- [STORED ROWS]
***
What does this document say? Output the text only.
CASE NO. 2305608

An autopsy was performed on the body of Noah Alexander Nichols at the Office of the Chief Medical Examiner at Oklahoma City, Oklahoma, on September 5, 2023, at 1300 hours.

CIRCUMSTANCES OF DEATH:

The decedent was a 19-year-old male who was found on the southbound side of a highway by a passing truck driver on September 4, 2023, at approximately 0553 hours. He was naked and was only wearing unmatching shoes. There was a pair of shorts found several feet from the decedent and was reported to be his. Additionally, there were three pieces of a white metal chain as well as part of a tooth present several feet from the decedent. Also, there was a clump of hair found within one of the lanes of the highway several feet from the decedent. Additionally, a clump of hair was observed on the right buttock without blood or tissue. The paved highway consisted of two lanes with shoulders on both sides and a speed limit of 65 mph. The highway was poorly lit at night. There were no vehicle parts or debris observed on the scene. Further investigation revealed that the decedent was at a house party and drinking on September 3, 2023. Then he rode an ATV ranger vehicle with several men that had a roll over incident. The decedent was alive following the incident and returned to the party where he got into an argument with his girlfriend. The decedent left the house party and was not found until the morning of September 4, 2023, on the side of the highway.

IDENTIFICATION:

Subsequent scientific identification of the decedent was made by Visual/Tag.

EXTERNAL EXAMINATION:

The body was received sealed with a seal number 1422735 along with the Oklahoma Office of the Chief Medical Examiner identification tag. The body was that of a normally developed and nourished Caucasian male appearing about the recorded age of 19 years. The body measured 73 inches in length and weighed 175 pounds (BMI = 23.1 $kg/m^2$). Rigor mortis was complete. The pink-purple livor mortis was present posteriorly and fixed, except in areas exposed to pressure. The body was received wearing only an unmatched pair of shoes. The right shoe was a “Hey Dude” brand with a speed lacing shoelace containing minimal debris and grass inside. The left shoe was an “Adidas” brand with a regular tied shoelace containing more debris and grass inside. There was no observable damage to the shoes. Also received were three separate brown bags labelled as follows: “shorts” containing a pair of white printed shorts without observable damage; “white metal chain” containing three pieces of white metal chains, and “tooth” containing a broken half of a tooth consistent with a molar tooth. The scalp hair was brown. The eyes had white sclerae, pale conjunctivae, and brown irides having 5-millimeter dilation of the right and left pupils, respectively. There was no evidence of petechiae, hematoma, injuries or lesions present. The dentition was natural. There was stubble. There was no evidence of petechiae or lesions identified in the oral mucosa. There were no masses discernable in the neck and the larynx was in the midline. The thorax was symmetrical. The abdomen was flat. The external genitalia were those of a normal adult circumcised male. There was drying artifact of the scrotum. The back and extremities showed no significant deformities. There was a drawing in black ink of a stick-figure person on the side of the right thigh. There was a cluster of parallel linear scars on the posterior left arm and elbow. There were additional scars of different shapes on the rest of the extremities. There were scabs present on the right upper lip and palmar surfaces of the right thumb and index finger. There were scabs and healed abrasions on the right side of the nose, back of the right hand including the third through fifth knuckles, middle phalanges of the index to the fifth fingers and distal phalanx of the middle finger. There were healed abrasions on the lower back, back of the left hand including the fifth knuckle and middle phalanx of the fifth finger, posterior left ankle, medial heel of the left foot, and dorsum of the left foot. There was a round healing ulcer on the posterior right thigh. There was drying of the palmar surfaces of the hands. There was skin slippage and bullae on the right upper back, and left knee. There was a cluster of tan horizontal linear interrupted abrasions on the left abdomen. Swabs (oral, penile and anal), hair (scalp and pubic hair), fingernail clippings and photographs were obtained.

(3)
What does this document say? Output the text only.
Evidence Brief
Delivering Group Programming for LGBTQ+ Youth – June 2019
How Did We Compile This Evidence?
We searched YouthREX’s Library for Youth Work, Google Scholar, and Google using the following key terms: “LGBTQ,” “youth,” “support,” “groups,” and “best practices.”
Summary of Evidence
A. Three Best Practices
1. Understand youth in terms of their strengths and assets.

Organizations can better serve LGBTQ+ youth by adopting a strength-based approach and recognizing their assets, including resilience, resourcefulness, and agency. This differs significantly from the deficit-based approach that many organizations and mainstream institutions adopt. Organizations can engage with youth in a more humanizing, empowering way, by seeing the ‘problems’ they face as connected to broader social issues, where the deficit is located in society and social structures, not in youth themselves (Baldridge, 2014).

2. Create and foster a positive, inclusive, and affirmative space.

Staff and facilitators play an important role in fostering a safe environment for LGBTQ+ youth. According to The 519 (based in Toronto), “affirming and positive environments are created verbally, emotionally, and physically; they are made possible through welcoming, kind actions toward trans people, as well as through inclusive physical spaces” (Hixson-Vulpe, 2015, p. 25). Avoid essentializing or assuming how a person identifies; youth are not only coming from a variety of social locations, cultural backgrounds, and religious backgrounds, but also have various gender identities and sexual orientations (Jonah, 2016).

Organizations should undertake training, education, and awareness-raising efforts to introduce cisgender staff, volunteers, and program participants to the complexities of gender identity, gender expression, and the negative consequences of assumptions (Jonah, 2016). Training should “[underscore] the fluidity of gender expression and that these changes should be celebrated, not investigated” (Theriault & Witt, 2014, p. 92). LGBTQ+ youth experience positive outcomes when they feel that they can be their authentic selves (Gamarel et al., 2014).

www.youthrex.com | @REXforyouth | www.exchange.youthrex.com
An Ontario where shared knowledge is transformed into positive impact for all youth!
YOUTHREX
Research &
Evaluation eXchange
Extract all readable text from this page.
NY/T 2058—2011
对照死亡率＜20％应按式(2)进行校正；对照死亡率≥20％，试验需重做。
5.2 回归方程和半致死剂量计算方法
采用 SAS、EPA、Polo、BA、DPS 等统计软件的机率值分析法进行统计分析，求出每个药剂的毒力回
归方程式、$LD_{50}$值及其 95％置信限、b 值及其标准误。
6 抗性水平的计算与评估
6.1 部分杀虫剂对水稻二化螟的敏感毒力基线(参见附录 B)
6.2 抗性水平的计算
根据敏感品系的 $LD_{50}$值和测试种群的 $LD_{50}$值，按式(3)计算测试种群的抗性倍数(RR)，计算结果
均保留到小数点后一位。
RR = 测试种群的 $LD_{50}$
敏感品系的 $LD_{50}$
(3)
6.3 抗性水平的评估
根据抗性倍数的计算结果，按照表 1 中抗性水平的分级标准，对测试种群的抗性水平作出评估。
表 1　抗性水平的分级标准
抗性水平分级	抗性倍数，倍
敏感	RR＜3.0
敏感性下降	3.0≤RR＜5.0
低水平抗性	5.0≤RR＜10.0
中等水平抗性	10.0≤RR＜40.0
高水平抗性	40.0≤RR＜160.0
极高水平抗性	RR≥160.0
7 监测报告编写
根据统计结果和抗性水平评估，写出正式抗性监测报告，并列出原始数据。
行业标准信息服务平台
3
***
Retype the listing exactly, in full.

What does this document say? Output the text only.
CASE NO. 2305608

An autopsy was performed on the body of Noah Alexander Nichols at the Office of the Chief Medical Examiner at Oklahoma City, Oklahoma, on September 5, 2023, at 1300 hours.

CIRCUMSTANCES OF DEATH:

The decedent was a 19-year-old male who was found on the southbound side of a highway by a passing truck driver on September 4, 2023, at approximately 0553 hours. He was naked and was only wearing unmatching shoes. There was a pair of shorts found several feet from the decedent and was reported to be his. Additionally, there were three pieces of a white metal chain as well as part of a tooth present several feet from the decedent. Also, there was a clump of hair found within one of the lanes of the highway several feet from the decedent. Additionally, a clump of hair was observed on the right buttock without blood or tissue. The paved highway consisted of two lanes with shoulders on both sides and a speed limit of 65 mph. The highway was poorly lit at night. There were no vehicle parts or debris observed on the scene. Further investigation revealed that the decedent was at a house party and drinking on September 3, 2023. Then he rode an ATV ranger vehicle with several men that had a roll over incident. The decedent was alive following the incident and returned to the party where he got into an argument with his girlfriend. The decedent left the house party and was not found until the morning of September 4, 2023, on the side of the highway.

IDENTIFICATION:

Subsequent scientific identification of the decedent was made by Visual/Tag.

EXTERNAL EXAMINATION:

The body was received sealed with a seal number 1422735 along with the Oklahoma Office of the Chief Medical Examiner identification tag. The body was that of a normally developed and nourished Caucasian male appearing about the recorded age of 19 years. The body measured 73 inches in length and weighed 175 pounds (BMI = 23.1 $kg/m^2$). Rigor mortis was complete. The pink-purple livor mortis was present posteriorly and fixed, except in areas exposed to pressure. The body was received wearing only an unmatched pair of shoes. The right shoe was a “Hey Dude” brand with a speed lacing shoelace containing minimal debris and grass inside. The left shoe was an “Adidas” brand with a regular tied shoelace containing more debris and grass inside. There was no observable damage to the shoes. Also received were three separate brown bags labelled as follows: “shorts” containing a pair of white printed shorts without observable damage; “white metal chain” containing three pieces of white metal chains, and “tooth” containing a broken half of a tooth consistent with a molar tooth. The scalp hair was brown. The eyes had white sclerae, pale conjunctivae, and brown irides having 5-millimeter dilation of the right and left pupils, respectively. There was no evidence of petechiae, hematoma, injuries or lesions present. The dentition was natural. There was stubble. There was no evidence of petechiae or lesions identified in the oral mucosa. There were no masses discernable in the neck and the larynx was in the midline. The thorax was symmetrical. The abdomen was flat. The external genitalia were those of a normal adult circumcised male. There was drying artifact of the scrotum. The back and extremities showed no significant deformities. There was a drawing in black ink of a stick-figure person on the side of the right thigh. There was a cluster of parallel linear scars on the posterior left arm and elbow. There were additional scars of different shapes on the rest of the extremities. There were scabs present on the right upper lip and palmar surfaces of the right thumb and index finger. There were scabs and healed abrasions on the right side of the nose, back of the right hand including the third through fifth knuckles, middle phalanges of the index to the fifth fingers and distal phalanx of the middle finger. There were healed abrasions on the lower back, back of the left hand including the fifth knuckle and middle phalanx of the fifth finger, posterior left ankle, medial heel of the left foot, and dorsum of the left foot. There was a round healing ulcer on the posterior right thigh. There was drying of the palmar surfaces of the hands. There was skin slippage and bullae on the right upper back, and left knee. There was a cluster of tan horizontal linear interrupted abrasions on the left abdomen. Swabs (oral, penile and anal), hair (scalp and pubic hair), fingernail clippings and photographs were obtained.

(3)
What does this document say? Output the text only.
Evidence Brief
Delivering Group Programming for LGBTQ+ Youth – June 2019
How Did We Compile This Evidence?
We searched YouthREX’s Library for Youth Work, Google Scholar, and Google using the following key terms: “LGBTQ,” “youth,” “support,” “groups,” and “best practices.”
Summary of Evidence
A. Three Best Practices
1. Understand youth in terms of their strengths and assets.

Organizations can better serve LGBTQ+ youth by adopting a strength-based approach and recognizing their assets, including resilience, resourcefulness, and agency. This differs significantly from the deficit-based approach that many organizations and mainstream institutions adopt. Organizations can engage with youth in a more humanizing, empowering way, by seeing the ‘problems’ they face as connected to broader social issues, where the deficit is located in society and social structures, not in youth themselves (Baldridge, 2014).

2. Create and foster a positive, inclusive, and affirmative space.

Staff and facilitators play an important role in fostering a safe environment for LGBTQ+ youth. According to The 519 (based in Toronto), “affirming and positive environments are created verbally, emotionally, and physically; they are made possible through welcoming, kind actions toward trans people, as well as through inclusive physical spaces” (Hixson-Vulpe, 2015, p. 25). Avoid essentializing or assuming how a person identifies; youth are not only coming from a variety of social locations, cultural backgrounds, and religious backgrounds, but also have various gender identities and sexual orientations (Jonah, 2016).

Organizations should undertake training, education, and awareness-raising efforts to introduce cisgender staff, volunteers, and program participants to the complexities of gender identity, gender expression, and the negative consequences of assumptions (Jonah, 2016). Training should “[underscore] the fluidity of gender expression and that these changes should be celebrated, not investigated” (Theriault & Witt, 2014, p. 92). LGBTQ+ youth experience positive outcomes when they feel that they can be their authentic selves (Gamarel et al., 2014).

www.youthrex.com | @REXforyouth | www.exchange.youthrex.com
An Ontario where shared knowledge is transformed into positive impact for all youth!
YOUTHREX
Research &
Evaluation eXchange
Extract all readable text from this page.
NY/T 2058—2011
对照死亡率＜20％应按式(2)进行校正；对照死亡率≥20％，试验需重做。
5.2 回归方程和半致死剂量计算方法
采用 SAS、EPA、Polo、BA、DPS 等统计软件的机率值分析法进行统计分析，求出每个药剂的毒力回
归方程式、$LD_{50}$值及其 95％置信限、b 值及其标准误。
6 抗性水平的计算与评估
6.1 部分杀虫剂对水稻二化螟的敏感毒力基线(参见附录 B)
6.2 抗性水平的计算
根据敏感品系的 $LD_{50}$值和测试种群的 $LD_{50}$值，按式(3)计算测试种群的抗性倍数(RR)，计算结果
均保留到小数点后一位。
RR = 测试种群的 $LD_{50}$
敏感品系的 $LD_{50}$
(3)
6.3 抗性水平的评估
根据抗性倍数的计算结果，按照表 1 中抗性水平的分级标准，对测试种群的抗性水平作出评估。
表 1　抗性水平的分级标准
抗性水平分级	抗性倍数，倍
敏感	RR＜3.0
敏感性下降	3.0≤RR＜5.0
低水平抗性	5.0≤RR＜10.0
中等水平抗性	10.0≤RR＜40.0
高水平抗性	40.0≤RR＜160.0
极高水平抗性	RR≥160.0
7 监测报告编写
根据统计结果和抗性水平评估，写出正式抗性监测报告，并列出原始数据。
行业标准信息服务平台
3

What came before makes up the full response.